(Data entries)
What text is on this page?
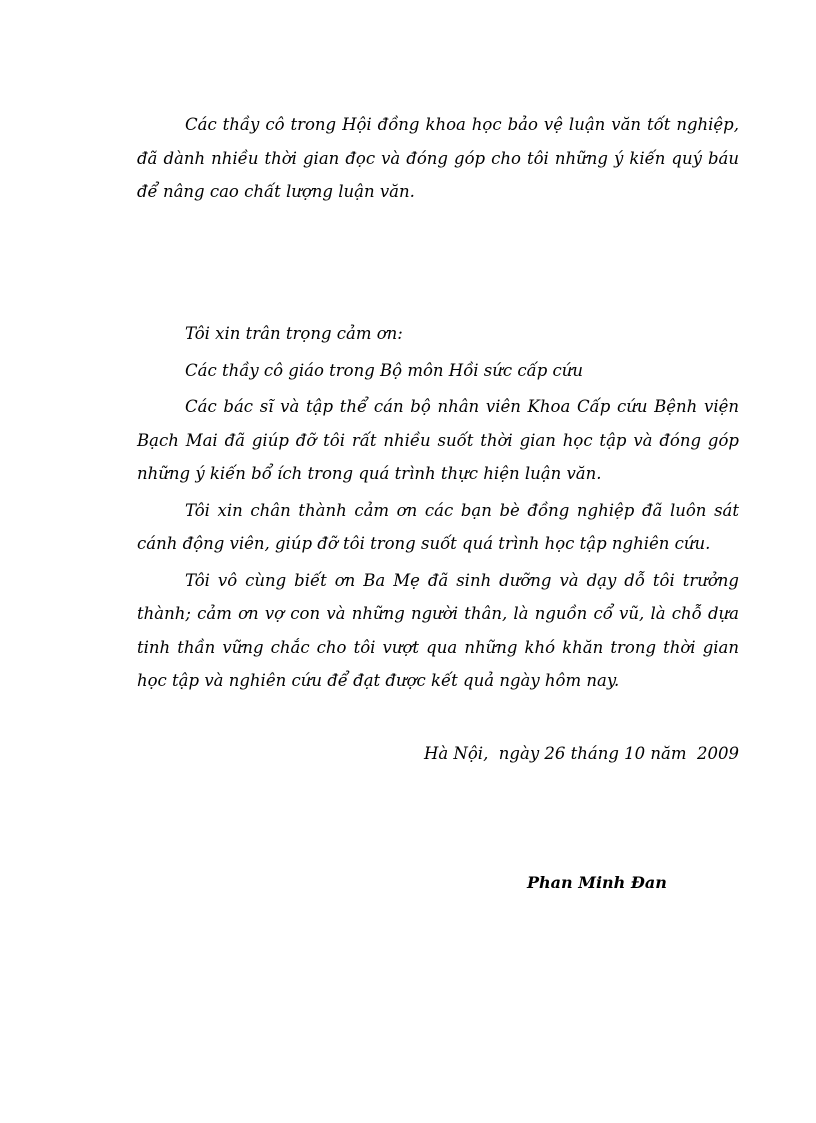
Các thầy cô trong Hội đồng khoa học bảo vệ luận văn tốt nghiệp, đã dành nhiều thời gian đọc và đóng góp cho tôi những ý kiến quý báu để nâng cao chất lượng luận văn.

Tôi xin trân trọng cảm ơn:

Các thầy cô giáo trong Bộ môn Hồi sức cấp cứu

Các bác sĩ và tập thể cán bộ nhân viên Khoa Cấp cứu Bệnh viện Bạch Mai đã giúp đỡ tôi rất nhiều suốt thời gian học tập và đóng góp những ý kiến bổ ích trong quá trình thực hiện luận văn.

Tôi xin chân thành cảm ơn các bạn bè đồng nghiệp đã luôn sát cánh động viên, giúp đỡ tôi trong suốt quá trình học tập nghiên cứu.

Tôi vô cùng biết ơn Ba Mẹ đã sinh dưỡng và dạy dỗ tôi trưởng thành; cảm ơn vợ con và những người thân, là nguồn cổ vũ, là chỗ dựa tinh thần vững chắc cho tôi vượt qua những khó khăn trong thời gian học tập và nghiên cứu để đạt được kết quả ngày hôm nay.

Hà Nội,  ngày 26 tháng 10 năm  2009
Phan Minh Đan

Short problem> Copy out each line word for word, please, skipping the images.

Exercise result>
What text is on this page?
Các thầy cô trong Hội đồng khoa học bảo vệ luận văn tốt nghiệp, đã dành nhiều thời gian đọc và đóng góp cho tôi những ý kiến quý báu để nâng cao chất lượng luận văn.

Tôi xin trân trọng cảm ơn:

Các thầy cô giáo trong Bộ môn Hồi sức cấp cứu

Các bác sĩ và tập thể cán bộ nhân viên Khoa Cấp cứu Bệnh viện Bạch Mai đã giúp đỡ tôi rất nhiều suốt thời gian học tập và đóng góp những ý kiến bổ ích trong quá trình thực hiện luận văn.

Tôi xin chân thành cảm ơn các bạn bè đồng nghiệp đã luôn sát cánh động viên, giúp đỡ tôi trong suốt quá trình học tập nghiên cứu.

Tôi vô cùng biết ơn Ba Mẹ đã sinh dưỡng và dạy dỗ tôi trưởng thành; cảm ơn vợ con và những người thân, là nguồn cổ vũ, là chỗ dựa tinh thần vững chắc cho tôi vượt qua những khó khăn trong thời gian học tập và nghiên cứu để đạt được kết quả ngày hôm nay.

Hà Nội,  ngày 26 tháng 10 năm  2009
Phan Minh Đan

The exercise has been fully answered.